(Records from a collection of figures)
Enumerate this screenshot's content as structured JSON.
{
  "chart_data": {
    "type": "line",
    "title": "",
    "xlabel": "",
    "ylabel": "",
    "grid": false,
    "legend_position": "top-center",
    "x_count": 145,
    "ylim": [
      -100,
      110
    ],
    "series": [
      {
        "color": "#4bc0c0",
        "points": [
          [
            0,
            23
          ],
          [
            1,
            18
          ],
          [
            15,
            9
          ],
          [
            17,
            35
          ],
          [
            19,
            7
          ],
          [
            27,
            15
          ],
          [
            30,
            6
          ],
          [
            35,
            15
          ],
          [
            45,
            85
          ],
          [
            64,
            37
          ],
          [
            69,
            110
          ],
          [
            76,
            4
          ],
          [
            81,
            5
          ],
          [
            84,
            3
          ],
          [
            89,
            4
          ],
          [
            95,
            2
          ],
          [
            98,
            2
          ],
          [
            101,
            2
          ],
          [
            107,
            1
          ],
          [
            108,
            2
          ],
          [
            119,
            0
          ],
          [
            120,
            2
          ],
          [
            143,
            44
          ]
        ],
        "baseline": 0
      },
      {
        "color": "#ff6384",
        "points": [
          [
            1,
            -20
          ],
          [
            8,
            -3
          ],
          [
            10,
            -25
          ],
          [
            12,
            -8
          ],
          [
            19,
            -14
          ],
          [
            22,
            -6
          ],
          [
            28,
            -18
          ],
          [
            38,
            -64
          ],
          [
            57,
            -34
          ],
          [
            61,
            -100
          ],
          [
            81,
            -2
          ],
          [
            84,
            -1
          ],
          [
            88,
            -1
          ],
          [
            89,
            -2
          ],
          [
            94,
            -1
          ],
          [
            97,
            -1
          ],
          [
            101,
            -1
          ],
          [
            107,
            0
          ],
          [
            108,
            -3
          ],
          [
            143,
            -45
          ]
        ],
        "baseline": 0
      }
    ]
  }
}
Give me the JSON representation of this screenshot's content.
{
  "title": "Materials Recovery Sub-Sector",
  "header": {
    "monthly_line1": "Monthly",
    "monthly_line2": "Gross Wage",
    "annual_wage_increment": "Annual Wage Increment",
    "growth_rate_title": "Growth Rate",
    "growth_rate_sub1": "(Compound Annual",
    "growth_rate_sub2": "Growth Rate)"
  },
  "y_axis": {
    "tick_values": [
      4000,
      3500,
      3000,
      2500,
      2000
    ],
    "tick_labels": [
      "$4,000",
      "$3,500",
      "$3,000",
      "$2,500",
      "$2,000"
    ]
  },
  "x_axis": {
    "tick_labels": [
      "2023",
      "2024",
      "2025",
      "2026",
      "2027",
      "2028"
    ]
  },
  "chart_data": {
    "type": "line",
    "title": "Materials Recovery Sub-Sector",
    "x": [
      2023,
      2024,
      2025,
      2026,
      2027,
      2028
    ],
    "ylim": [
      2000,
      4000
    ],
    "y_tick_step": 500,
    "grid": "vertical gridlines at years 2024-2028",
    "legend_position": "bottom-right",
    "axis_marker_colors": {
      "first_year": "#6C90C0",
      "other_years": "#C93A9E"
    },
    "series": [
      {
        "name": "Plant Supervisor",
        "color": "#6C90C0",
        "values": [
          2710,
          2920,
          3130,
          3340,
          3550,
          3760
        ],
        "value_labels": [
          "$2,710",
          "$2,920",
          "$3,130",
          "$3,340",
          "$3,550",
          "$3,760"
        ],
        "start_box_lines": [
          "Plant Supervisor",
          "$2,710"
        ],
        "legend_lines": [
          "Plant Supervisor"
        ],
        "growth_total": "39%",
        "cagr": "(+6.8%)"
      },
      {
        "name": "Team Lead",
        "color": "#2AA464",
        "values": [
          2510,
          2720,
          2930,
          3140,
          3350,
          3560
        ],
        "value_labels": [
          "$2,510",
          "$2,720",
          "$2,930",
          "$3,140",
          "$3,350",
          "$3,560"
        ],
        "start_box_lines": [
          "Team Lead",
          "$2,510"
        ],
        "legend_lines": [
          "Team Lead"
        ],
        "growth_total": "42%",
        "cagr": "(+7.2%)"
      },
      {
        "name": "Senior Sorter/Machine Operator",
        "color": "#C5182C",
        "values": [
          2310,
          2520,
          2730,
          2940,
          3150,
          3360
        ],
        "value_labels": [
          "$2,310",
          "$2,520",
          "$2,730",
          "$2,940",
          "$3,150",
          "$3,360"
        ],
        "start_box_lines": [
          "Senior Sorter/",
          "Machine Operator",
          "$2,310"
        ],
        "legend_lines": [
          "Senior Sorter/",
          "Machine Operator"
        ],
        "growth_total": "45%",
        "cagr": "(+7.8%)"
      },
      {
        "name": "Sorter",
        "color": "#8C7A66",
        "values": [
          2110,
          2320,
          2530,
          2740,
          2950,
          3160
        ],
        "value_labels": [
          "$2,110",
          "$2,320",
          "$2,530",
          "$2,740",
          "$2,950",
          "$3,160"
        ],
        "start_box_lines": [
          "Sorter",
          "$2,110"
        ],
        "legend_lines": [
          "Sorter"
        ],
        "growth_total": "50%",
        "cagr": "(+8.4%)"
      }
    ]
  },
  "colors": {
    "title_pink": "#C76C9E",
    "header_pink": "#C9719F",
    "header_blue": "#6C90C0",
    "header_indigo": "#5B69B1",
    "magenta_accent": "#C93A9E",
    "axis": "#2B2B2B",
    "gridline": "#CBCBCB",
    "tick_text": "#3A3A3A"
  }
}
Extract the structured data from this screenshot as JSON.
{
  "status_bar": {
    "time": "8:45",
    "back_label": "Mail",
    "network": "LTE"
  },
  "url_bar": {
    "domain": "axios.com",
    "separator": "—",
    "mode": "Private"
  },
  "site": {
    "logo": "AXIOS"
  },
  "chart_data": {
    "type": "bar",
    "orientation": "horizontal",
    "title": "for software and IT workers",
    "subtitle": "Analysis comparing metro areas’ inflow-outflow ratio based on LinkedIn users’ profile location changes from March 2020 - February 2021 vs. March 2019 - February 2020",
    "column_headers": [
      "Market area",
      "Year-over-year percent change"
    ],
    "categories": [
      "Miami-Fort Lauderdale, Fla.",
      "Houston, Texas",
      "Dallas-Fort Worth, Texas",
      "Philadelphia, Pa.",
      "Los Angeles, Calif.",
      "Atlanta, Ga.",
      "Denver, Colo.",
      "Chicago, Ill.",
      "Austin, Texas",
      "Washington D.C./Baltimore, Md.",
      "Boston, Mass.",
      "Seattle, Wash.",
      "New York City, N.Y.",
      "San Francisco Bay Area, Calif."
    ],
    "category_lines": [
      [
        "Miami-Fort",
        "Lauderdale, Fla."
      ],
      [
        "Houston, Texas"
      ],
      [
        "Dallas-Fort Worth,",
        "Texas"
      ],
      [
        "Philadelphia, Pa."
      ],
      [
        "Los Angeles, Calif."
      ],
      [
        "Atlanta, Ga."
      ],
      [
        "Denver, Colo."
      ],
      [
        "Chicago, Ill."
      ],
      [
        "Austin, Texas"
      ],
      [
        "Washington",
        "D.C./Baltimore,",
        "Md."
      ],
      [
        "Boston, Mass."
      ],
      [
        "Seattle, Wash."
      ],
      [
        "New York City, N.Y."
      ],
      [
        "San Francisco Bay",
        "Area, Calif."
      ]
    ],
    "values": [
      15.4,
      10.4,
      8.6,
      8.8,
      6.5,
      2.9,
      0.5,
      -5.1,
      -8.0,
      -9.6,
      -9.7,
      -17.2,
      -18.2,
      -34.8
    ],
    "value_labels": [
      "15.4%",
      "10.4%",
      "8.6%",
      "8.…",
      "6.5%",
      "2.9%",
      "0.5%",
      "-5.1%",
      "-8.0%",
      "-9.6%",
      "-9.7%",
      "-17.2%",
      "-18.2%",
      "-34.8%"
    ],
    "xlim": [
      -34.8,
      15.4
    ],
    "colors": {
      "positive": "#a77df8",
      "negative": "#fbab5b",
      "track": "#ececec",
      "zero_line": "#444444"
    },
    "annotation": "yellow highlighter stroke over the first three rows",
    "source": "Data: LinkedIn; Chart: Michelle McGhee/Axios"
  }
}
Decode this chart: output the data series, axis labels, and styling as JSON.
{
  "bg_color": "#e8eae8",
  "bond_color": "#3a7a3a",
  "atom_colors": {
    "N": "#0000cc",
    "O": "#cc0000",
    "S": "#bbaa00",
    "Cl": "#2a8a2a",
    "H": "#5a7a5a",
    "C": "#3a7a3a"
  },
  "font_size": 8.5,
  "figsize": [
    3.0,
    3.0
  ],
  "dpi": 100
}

**SHORT TASK:** What is the number of lines that hold the string "content"? Reply with that number alone.

**WRITTEN ANSWER:** 2